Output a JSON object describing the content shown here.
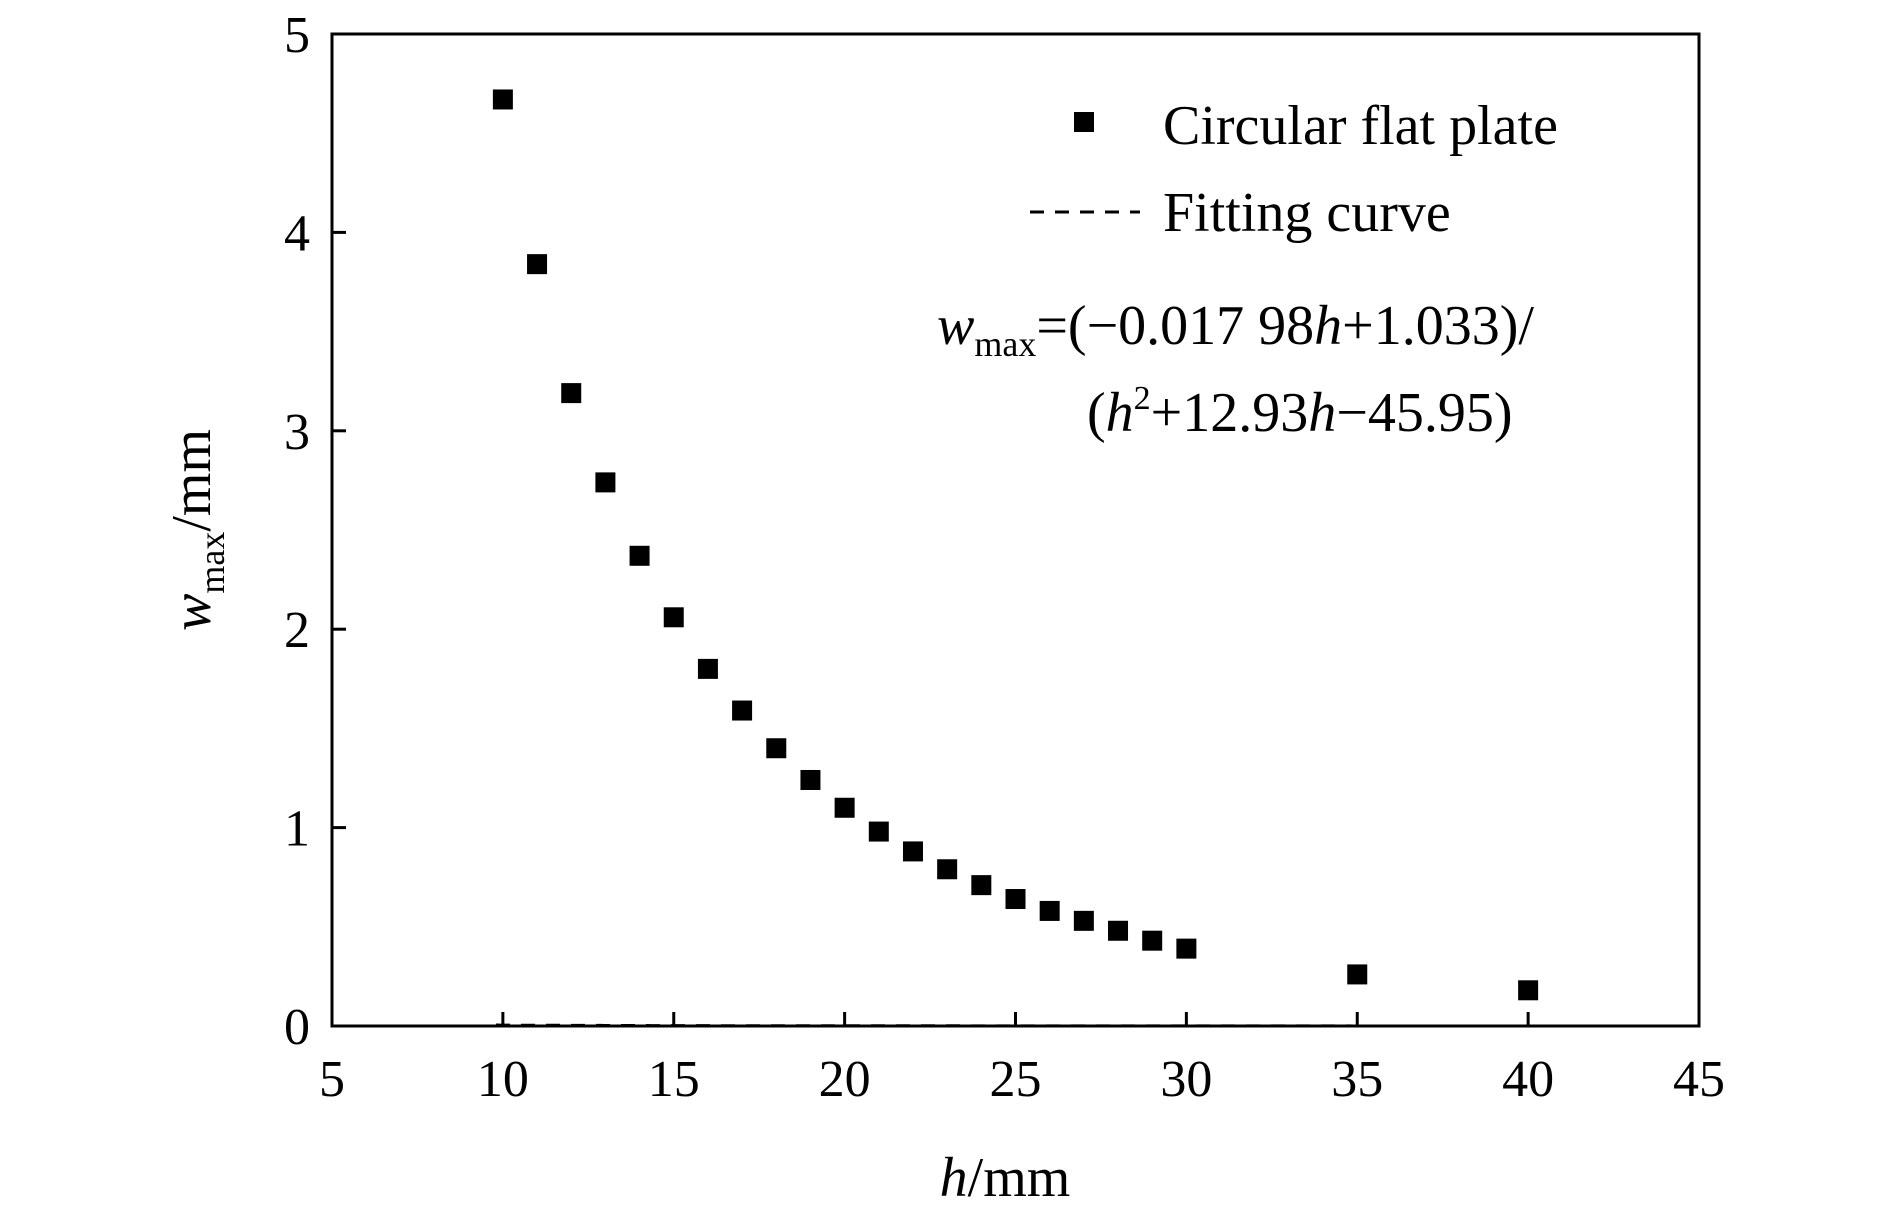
{
  "chart_data": {
    "type": "scatter",
    "xlabel": {
      "var": "h",
      "unit": "/mm"
    },
    "ylabel": {
      "var": "w",
      "sub": "max",
      "unit": "/mm"
    },
    "xlim": [
      5,
      45
    ],
    "ylim": [
      0,
      5
    ],
    "xticks": [
      "5",
      "10",
      "15",
      "20",
      "25",
      "30",
      "35",
      "40",
      "45"
    ],
    "yticks": [
      "0",
      "1",
      "2",
      "3",
      "4",
      "5"
    ],
    "grid": false,
    "legend_position": "top-right",
    "series": [
      {
        "name": "Circular flat plate",
        "type": "scatter",
        "marker": "square",
        "color": "#000000",
        "x": [
          10,
          11,
          12,
          13,
          14,
          15,
          16,
          17,
          18,
          19,
          20,
          21,
          22,
          23,
          24,
          25,
          26,
          27,
          28,
          29,
          30,
          35,
          40
        ],
        "y": [
          4.67,
          3.84,
          3.19,
          2.74,
          2.37,
          2.06,
          1.8,
          1.59,
          1.4,
          1.24,
          1.1,
          0.98,
          0.88,
          0.79,
          0.71,
          0.64,
          0.58,
          0.53,
          0.48,
          0.43,
          0.39,
          0.26,
          0.18
        ]
      },
      {
        "name": "Fitting curve",
        "type": "line",
        "style": "dashed",
        "color": "#000000",
        "x_range": [
          9.8,
          45
        ]
      }
    ],
    "annotation": {
      "line1": {
        "lhs_var": "w",
        "lhs_sub": "max",
        "eq": "=(−0.017 98",
        "v1": "h",
        "p1": "+1.033)/"
      },
      "line2": {
        "open": "(",
        "v1": "h",
        "sup": "2",
        "mid": "+12.93",
        "v2": "h",
        "end": "−45.95)"
      }
    }
  }
}
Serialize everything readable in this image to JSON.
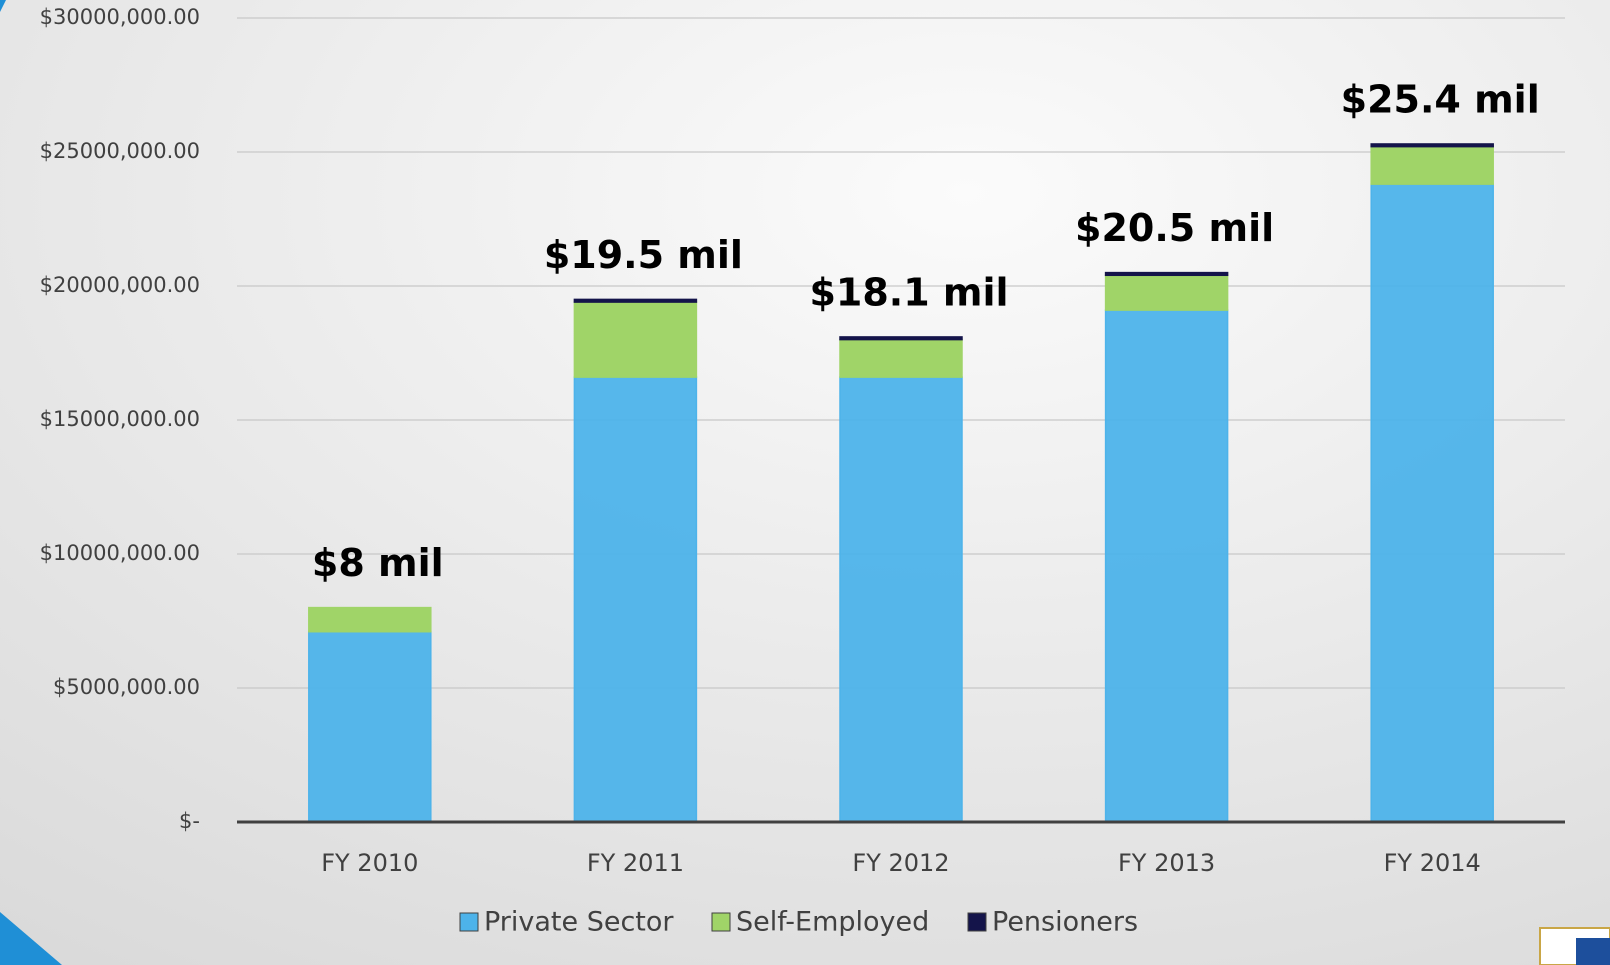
{
  "chart_data": {
    "type": "stacked_bar",
    "categories": [
      "FY 2010",
      "FY 2011",
      "FY 2012",
      "FY 2013",
      "FY 2014"
    ],
    "series": [
      {
        "name": "Private Sector",
        "color": "#4db3ea",
        "values": [
          7100000,
          16600000,
          16600000,
          19100000,
          23800000
        ]
      },
      {
        "name": "Self-Employed",
        "color": "#a0d468",
        "values": [
          900000,
          2800000,
          1400000,
          1300000,
          1400000
        ]
      },
      {
        "name": "Pensioners",
        "color": "#14144a",
        "values": [
          0,
          100000,
          100000,
          100000,
          100000
        ]
      }
    ],
    "annotations": [
      "$8  mil",
      "$19.5 mil",
      "$18.1 mil",
      "$20.5 mil",
      "$25.4 mil"
    ],
    "ylim": [
      0,
      30000000
    ],
    "yticks": [
      {
        "value": 0,
        "label": "$-"
      },
      {
        "value": 5000000,
        "label": "$5000,000.00"
      },
      {
        "value": 10000000,
        "label": "$10000,000.00"
      },
      {
        "value": 15000000,
        "label": "$15000,000.00"
      },
      {
        "value": 20000000,
        "label": "$20000,000.00"
      },
      {
        "value": 25000000,
        "label": "$25000,000.00"
      },
      {
        "value": 30000000,
        "label": "$30000,000.00"
      }
    ],
    "grid": true,
    "legend": "bottom"
  }
}
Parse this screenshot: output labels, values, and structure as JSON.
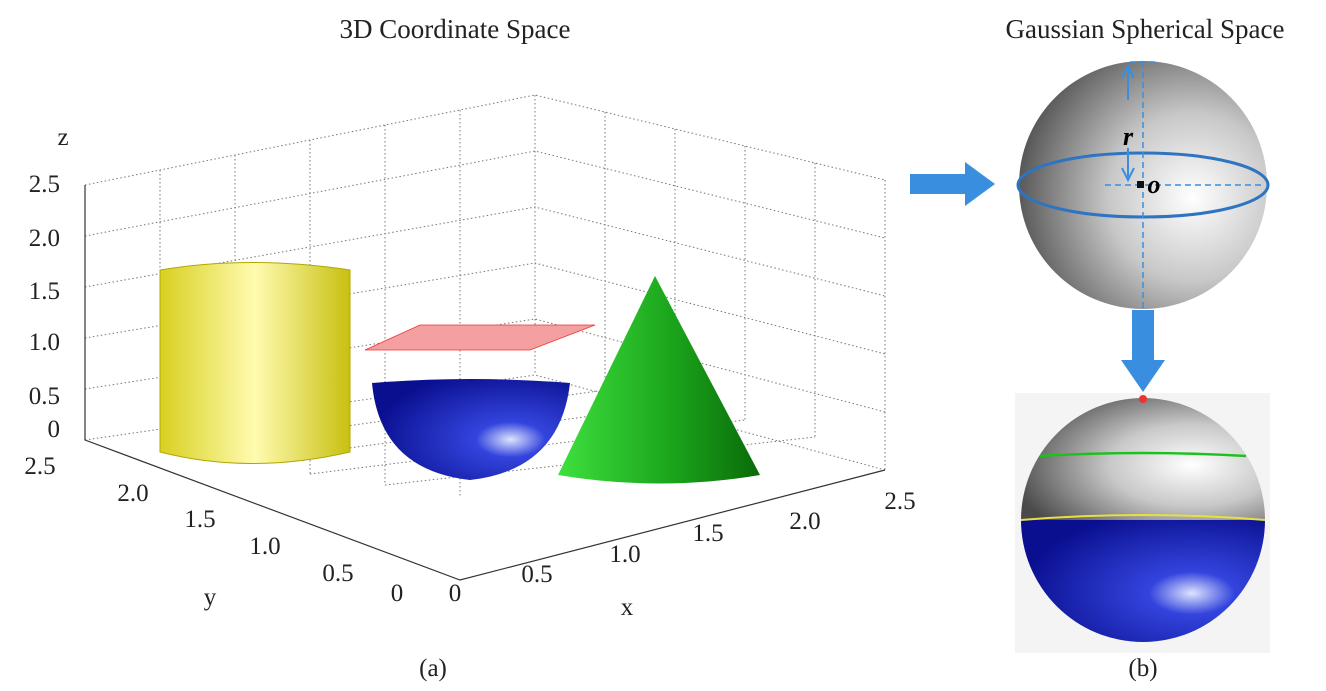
{
  "panel_a": {
    "title": "3D Coordinate Space",
    "z_label": "z",
    "z_ticks": [
      "0",
      "0.5",
      "1.0",
      "1.5",
      "2.0",
      "2.5"
    ],
    "y_label": "y",
    "y_ticks": [
      "2.5",
      "2.0",
      "1.5",
      "1.0",
      "0.5",
      "0"
    ],
    "x_label": "x",
    "x_ticks": [
      "0",
      "0.5",
      "1.0",
      "1.5",
      "2.0",
      "2.5"
    ],
    "caption": "(a)"
  },
  "panel_b": {
    "title": "Gaussian Spherical Space",
    "radius_label": "r",
    "center_label": "o",
    "caption": "(b)"
  }
}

WORK TO BE COMPLETED = Reproduce the data word for word, excluding its pictures.

THE COMPLETED TASK =
Output a JSON object describing the content shown here.
{
  "chart_data": {
    "type": "scatter",
    "xlabel": {
      "var": "h",
      "unit": "/mm"
    },
    "ylabel": {
      "var": "w",
      "sub": "max",
      "unit": "/mm"
    },
    "xlim": [
      5,
      45
    ],
    "ylim": [
      0,
      5
    ],
    "xticks": [
      "5",
      "10",
      "15",
      "20",
      "25",
      "30",
      "35",
      "40",
      "45"
    ],
    "yticks": [
      "0",
      "1",
      "2",
      "3",
      "4",
      "5"
    ],
    "grid": false,
    "legend_position": "top-right",
    "series": [
      {
        "name": "Circular flat plate",
        "type": "scatter",
        "marker": "square",
        "color": "#000000",
        "x": [
          10,
          11,
          12,
          13,
          14,
          15,
          16,
          17,
          18,
          19,
          20,
          21,
          22,
          23,
          24,
          25,
          26,
          27,
          28,
          29,
          30,
          35,
          40
        ],
        "y": [
          4.67,
          3.84,
          3.19,
          2.74,
          2.37,
          2.06,
          1.8,
          1.59,
          1.4,
          1.24,
          1.1,
          0.98,
          0.88,
          0.79,
          0.71,
          0.64,
          0.58,
          0.53,
          0.48,
          0.43,
          0.39,
          0.26,
          0.18
        ]
      },
      {
        "name": "Fitting curve",
        "type": "line",
        "style": "dashed",
        "color": "#000000",
        "x_range": [
          9.8,
          45
        ]
      }
    ],
    "annotation": {
      "line1": {
        "lhs_var": "w",
        "lhs_sub": "max",
        "eq": "=(−0.017 98",
        "v1": "h",
        "p1": "+1.033)/"
      },
      "line2": {
        "open": "(",
        "v1": "h",
        "sup": "2",
        "mid": "+12.93",
        "v2": "h",
        "end": "−45.95)"
      }
    }
  }
}
Serialize everything readable in this image to JSON.
{
  "chart_data": {
    "type": "stacked_bar",
    "categories": [
      "FY 2010",
      "FY 2011",
      "FY 2012",
      "FY 2013",
      "FY 2014"
    ],
    "series": [
      {
        "name": "Private Sector",
        "color": "#4db3ea",
        "values": [
          7100000,
          16600000,
          16600000,
          19100000,
          23800000
        ]
      },
      {
        "name": "Self-Employed",
        "color": "#a0d468",
        "values": [
          900000,
          2800000,
          1400000,
          1300000,
          1400000
        ]
      },
      {
        "name": "Pensioners",
        "color": "#14144a",
        "values": [
          0,
          100000,
          100000,
          100000,
          100000
        ]
      }
    ],
    "annotations": [
      "$8  mil",
      "$19.5 mil",
      "$18.1 mil",
      "$20.5 mil",
      "$25.4 mil"
    ],
    "ylim": [
      0,
      30000000
    ],
    "yticks": [
      {
        "value": 0,
        "label": "$-"
      },
      {
        "value": 5000000,
        "label": "$5000,000.00"
      },
      {
        "value": 10000000,
        "label": "$10000,000.00"
      },
      {
        "value": 15000000,
        "label": "$15000,000.00"
      },
      {
        "value": 20000000,
        "label": "$20000,000.00"
      },
      {
        "value": 25000000,
        "label": "$25000,000.00"
      },
      {
        "value": 30000000,
        "label": "$30000,000.00"
      }
    ],
    "grid": true,
    "legend": "bottom"
  }
}
Parse this screenshot: output labels, values, and structure as JSON.
{
  "panel_a": {
    "title": "3D Coordinate Space",
    "z_label": "z",
    "z_ticks": [
      "0",
      "0.5",
      "1.0",
      "1.5",
      "2.0",
      "2.5"
    ],
    "y_label": "y",
    "y_ticks": [
      "2.5",
      "2.0",
      "1.5",
      "1.0",
      "0.5",
      "0"
    ],
    "x_label": "x",
    "x_ticks": [
      "0",
      "0.5",
      "1.0",
      "1.5",
      "2.0",
      "2.5"
    ],
    "caption": "(a)"
  },
  "panel_b": {
    "title": "Gaussian Spherical Space",
    "radius_label": "r",
    "center_label": "o",
    "caption": "(b)"
  }
}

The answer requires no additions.